++++ TEXT BLOCK ++++

This neglect was further bolstered by the time asymmetry of
cadacualtic descriptions. Cadacualtez is postdictable but never predictable.
If one's survey goes back from the existence of a particular existentiality,
say that of Jane Doe, to her previous nonexistence, the former is already
established as a part of the query. In contrast, when the survey is conceptualized
in the opposite sense, one comes from the nonexistence therein –
say, in a not yet fecundated ovule – of circumstancing relationships with
any cadacualtic existentiality (namely, not from the nonexistence of circumstancing
relationships with Jane Doe but the nonexistence of circumstancing
relationships with any existentiality by then future) to the existence of Jane
Doe's particular reality, not another.
In this fashion, in one avenue of the survey (the latter, or causal sequence) this nonalterity differs from identity,
but merges with it in the other, sequence-reversing avenue.
The epistemological
time asymmetry that in this way comes to affect the issue cloaks,
habitually, the important distinction between one's being one because of
one's history, namely the fact that the sequence of constitutive events
makes one's instanceable features, and one's being not another because of
a different source. In this regard cadacualtez is a converse of ipseity, the
latter determining one to be oneself and the former making one's being not
another." (Crocco, Palindrome)

I was browsing thru Radical Philosophy recently and came across a fine essay by Canguilhem 'The Brain and Thought' (1980). I will scan it and send a copy if you like...

"Cadacualtez, the intrinsic unbarterability, unrepeatability, incommunicability,
and singularity of every existential being, thus manifests as the
ontic determination, in nature, of every event of a finite observer's finding
herself experiencing in a circumstance rather than, instead, in another.

++++ MATERIAL SUPPLIED ++++

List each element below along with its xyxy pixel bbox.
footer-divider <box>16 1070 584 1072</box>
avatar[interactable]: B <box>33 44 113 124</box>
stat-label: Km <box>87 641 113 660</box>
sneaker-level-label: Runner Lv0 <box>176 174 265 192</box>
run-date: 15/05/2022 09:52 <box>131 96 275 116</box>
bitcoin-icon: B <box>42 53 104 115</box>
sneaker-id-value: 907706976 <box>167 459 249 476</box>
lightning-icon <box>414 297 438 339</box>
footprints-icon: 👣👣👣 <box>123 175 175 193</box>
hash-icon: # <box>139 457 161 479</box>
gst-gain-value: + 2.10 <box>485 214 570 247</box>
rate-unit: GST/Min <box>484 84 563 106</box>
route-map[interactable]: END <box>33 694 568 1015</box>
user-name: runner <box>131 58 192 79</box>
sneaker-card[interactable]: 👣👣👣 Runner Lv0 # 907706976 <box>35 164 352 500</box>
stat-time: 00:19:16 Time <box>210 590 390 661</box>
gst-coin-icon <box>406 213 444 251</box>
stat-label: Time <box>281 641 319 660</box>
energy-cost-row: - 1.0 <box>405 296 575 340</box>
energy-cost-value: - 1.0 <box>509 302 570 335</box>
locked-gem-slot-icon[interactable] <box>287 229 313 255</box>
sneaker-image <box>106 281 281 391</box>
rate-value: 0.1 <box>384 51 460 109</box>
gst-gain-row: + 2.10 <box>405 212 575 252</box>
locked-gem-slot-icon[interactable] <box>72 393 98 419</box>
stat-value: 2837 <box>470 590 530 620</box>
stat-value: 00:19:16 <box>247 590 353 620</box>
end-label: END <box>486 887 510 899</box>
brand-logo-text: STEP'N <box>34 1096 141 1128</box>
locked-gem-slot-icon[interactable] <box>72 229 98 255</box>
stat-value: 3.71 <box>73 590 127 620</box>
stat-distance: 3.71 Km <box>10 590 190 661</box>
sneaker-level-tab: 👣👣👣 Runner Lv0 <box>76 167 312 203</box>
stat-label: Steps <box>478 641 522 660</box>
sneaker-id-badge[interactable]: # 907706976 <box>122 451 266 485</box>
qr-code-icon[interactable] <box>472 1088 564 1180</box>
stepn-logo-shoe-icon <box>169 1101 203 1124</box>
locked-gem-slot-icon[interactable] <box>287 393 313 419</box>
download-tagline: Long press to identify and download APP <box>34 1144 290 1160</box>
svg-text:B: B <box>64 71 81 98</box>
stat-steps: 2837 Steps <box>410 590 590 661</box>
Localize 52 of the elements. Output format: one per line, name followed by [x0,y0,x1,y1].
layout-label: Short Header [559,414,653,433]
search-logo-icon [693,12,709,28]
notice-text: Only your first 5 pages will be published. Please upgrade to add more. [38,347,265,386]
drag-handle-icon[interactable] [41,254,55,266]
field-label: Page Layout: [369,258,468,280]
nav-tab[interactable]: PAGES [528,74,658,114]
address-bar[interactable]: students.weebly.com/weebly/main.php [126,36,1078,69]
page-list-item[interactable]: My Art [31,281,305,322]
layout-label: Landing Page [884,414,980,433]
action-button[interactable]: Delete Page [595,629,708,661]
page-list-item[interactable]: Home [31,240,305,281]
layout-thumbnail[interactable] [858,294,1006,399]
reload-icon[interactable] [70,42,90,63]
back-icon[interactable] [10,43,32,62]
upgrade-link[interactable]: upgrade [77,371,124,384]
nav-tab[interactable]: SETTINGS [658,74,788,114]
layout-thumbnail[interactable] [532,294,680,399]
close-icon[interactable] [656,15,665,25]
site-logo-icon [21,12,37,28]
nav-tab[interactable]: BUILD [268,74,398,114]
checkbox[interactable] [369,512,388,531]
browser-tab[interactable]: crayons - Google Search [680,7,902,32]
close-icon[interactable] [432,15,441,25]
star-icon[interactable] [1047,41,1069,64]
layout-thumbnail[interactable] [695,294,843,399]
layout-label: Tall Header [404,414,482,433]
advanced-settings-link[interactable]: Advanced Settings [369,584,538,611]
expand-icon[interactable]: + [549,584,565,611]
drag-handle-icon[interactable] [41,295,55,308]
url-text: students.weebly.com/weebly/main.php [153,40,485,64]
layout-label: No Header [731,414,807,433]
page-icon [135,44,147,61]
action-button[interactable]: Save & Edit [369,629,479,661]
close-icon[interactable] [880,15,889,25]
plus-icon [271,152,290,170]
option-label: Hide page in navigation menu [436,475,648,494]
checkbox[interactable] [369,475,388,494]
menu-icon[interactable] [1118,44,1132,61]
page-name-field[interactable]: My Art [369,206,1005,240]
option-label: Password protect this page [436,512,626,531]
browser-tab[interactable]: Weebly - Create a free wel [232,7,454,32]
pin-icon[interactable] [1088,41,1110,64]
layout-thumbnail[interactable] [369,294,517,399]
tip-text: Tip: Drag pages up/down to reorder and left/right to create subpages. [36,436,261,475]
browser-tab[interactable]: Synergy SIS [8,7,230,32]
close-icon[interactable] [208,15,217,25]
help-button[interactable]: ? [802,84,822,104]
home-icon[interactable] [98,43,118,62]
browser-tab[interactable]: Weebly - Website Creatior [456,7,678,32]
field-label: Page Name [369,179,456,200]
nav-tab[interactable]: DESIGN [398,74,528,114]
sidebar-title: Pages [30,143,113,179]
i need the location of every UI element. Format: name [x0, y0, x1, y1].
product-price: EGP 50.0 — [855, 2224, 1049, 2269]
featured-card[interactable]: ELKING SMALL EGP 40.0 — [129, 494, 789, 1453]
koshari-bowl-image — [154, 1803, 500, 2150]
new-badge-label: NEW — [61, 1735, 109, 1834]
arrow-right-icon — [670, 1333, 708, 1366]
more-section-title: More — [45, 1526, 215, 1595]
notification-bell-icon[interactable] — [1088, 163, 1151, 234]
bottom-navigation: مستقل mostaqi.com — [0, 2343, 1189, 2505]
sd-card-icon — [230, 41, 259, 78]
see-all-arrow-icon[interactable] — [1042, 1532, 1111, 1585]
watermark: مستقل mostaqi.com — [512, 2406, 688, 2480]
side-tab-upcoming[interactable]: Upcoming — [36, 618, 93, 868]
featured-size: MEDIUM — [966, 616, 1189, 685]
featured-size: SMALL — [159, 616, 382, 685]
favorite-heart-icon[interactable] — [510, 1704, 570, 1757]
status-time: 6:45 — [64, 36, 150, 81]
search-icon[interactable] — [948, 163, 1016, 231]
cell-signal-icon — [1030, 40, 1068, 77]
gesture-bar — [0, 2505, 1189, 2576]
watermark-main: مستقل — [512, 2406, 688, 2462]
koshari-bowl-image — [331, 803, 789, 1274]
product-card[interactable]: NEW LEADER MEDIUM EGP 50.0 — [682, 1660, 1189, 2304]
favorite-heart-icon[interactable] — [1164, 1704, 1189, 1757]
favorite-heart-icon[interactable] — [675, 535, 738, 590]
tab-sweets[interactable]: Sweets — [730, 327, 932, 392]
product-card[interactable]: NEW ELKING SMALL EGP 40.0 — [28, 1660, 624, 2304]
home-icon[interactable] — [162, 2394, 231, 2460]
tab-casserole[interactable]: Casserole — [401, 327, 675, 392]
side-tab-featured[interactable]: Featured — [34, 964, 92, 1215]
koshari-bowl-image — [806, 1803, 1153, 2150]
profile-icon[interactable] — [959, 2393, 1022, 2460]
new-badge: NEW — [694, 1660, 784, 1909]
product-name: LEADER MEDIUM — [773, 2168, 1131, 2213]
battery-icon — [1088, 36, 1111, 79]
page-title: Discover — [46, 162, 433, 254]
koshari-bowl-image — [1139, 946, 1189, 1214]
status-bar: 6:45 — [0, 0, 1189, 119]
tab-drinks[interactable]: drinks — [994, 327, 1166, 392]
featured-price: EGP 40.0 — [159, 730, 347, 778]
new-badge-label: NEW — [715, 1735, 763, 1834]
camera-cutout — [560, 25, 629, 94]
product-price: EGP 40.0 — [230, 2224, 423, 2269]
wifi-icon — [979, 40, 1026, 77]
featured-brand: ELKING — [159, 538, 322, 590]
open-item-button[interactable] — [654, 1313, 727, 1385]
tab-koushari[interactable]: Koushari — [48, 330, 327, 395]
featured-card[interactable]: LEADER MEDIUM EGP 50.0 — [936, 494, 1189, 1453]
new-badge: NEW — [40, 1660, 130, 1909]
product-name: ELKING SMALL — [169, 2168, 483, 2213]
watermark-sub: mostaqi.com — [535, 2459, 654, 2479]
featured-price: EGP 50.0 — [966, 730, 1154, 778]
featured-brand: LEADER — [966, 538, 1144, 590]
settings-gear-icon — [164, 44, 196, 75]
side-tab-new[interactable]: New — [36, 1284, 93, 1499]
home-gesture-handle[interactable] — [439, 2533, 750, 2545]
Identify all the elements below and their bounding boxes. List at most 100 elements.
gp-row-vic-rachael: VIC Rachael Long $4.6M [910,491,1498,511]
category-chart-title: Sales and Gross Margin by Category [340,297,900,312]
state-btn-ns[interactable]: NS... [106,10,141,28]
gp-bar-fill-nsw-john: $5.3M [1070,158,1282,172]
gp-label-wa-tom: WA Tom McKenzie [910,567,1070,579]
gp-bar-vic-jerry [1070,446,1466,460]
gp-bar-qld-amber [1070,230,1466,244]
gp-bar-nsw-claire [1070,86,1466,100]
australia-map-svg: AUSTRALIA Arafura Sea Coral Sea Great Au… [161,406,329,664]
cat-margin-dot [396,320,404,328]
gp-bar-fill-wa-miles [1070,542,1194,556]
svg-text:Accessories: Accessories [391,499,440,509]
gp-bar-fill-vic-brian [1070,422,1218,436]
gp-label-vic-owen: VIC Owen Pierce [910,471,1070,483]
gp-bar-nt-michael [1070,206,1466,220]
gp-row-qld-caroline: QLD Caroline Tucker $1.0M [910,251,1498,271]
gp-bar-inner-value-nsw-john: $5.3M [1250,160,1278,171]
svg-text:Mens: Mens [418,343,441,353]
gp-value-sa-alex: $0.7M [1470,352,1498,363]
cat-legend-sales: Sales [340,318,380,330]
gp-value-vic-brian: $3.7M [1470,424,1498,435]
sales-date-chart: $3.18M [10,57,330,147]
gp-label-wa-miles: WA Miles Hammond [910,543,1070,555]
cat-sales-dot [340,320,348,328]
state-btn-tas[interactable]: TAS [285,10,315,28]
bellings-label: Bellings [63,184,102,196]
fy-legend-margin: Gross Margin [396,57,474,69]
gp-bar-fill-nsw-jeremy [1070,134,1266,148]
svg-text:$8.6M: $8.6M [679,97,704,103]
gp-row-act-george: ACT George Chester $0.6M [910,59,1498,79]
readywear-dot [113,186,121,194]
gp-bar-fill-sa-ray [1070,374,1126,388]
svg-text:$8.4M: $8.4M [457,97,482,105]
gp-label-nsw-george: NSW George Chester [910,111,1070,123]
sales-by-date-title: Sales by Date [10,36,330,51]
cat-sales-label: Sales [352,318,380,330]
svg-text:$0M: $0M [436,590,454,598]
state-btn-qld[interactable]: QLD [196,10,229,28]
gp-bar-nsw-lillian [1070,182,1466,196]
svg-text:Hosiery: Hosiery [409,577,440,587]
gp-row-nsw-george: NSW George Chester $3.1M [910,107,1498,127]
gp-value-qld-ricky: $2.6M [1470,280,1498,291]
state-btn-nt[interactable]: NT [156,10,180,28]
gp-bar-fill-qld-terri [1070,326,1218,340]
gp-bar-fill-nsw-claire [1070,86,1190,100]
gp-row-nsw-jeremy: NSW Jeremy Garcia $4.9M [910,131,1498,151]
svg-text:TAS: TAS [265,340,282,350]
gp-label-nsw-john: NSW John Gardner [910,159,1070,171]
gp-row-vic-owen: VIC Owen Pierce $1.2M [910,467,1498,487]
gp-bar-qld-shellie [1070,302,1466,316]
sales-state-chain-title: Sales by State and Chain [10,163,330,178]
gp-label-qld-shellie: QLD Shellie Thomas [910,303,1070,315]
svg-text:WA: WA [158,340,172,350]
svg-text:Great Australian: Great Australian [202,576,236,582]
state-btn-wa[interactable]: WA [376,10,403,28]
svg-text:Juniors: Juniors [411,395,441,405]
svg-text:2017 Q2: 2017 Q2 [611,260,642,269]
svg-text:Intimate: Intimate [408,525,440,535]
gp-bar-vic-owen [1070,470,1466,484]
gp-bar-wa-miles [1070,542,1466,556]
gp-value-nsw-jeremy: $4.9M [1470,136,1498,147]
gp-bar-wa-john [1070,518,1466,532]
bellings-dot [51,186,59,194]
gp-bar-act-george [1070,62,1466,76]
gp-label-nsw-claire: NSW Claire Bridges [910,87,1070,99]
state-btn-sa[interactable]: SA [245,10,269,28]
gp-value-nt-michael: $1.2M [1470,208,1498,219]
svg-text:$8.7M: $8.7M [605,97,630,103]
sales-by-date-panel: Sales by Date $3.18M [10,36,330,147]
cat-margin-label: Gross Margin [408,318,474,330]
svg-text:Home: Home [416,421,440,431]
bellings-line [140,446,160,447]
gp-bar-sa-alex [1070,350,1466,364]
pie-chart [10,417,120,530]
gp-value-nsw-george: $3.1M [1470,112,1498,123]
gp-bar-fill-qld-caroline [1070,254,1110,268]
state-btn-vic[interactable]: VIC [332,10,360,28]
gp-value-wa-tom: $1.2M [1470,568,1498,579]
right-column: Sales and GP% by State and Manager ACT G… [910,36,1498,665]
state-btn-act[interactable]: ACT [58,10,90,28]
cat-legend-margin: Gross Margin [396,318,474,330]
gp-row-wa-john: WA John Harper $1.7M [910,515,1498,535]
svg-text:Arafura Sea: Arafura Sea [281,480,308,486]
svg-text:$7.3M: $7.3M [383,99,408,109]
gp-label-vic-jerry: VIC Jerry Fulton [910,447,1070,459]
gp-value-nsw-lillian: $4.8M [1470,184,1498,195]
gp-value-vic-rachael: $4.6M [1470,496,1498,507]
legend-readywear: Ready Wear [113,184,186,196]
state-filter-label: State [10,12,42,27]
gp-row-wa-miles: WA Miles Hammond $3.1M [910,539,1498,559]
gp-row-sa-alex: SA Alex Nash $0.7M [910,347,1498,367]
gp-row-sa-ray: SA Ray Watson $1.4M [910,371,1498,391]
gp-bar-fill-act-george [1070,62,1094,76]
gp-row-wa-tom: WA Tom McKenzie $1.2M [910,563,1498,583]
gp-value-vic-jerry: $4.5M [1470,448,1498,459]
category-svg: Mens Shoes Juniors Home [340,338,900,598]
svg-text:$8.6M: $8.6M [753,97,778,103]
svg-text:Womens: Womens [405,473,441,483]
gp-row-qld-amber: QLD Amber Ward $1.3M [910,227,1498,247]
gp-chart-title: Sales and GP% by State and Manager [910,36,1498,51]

++++

→ **EXERCISE AIM**: Please reproduce the passage on cadacualtez verbatim, between "The epistemological" and "if you like...", inclusive.

→ **TASK ANSWER**:
The epistemological
time asymmetry that in this way comes to affect the issue cloaks,
habitually, the important distinction between one's being one because of
one's history, namely the fact that the sequence of constitutive events
makes one's instanceable features, and one's being not another because of
a different source. In this regard cadacualtez is a converse of ipseity, the
latter determining one to be oneself and the former making one's being not
another." (Crocco, Palindrome)

I was browsing thru Radical Philosophy recently and came across a fine essay by Canguilhem 'The Brain and Thought' (1980). I will scan it and send a copy if you like...